▸ **Directions for this task**: Word for word, repeat the entries, minus the pictures.

▸ **Dataset rows**:
**********

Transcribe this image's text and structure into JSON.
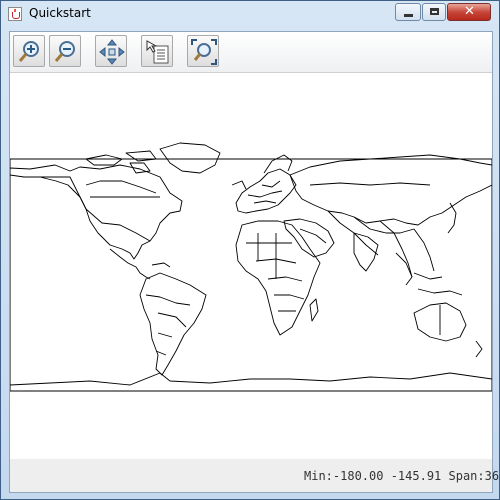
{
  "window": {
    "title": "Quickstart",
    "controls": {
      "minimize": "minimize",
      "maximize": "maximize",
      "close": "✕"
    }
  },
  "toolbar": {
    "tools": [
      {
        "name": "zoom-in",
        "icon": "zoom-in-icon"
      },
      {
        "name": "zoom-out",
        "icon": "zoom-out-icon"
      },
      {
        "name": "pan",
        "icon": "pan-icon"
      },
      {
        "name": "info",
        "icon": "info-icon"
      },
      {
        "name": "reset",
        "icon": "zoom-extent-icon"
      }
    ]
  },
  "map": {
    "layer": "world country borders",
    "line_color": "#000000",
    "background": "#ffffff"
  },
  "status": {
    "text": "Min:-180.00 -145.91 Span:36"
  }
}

**********

▸ **The completed task**:
Transcribe this image's text and structure into JSON.
{
  "window": {
    "title": "Quickstart",
    "controls": {
      "minimize": "minimize",
      "maximize": "maximize",
      "close": "✕"
    }
  },
  "toolbar": {
    "tools": [
      {
        "name": "zoom-in",
        "icon": "zoom-in-icon"
      },
      {
        "name": "zoom-out",
        "icon": "zoom-out-icon"
      },
      {
        "name": "pan",
        "icon": "pan-icon"
      },
      {
        "name": "info",
        "icon": "info-icon"
      },
      {
        "name": "reset",
        "icon": "zoom-extent-icon"
      }
    ]
  },
  "map": {
    "layer": "world country borders",
    "line_color": "#000000",
    "background": "#ffffff"
  },
  "status": {
    "text": "Min:-180.00 -145.91 Span:36"
  }
}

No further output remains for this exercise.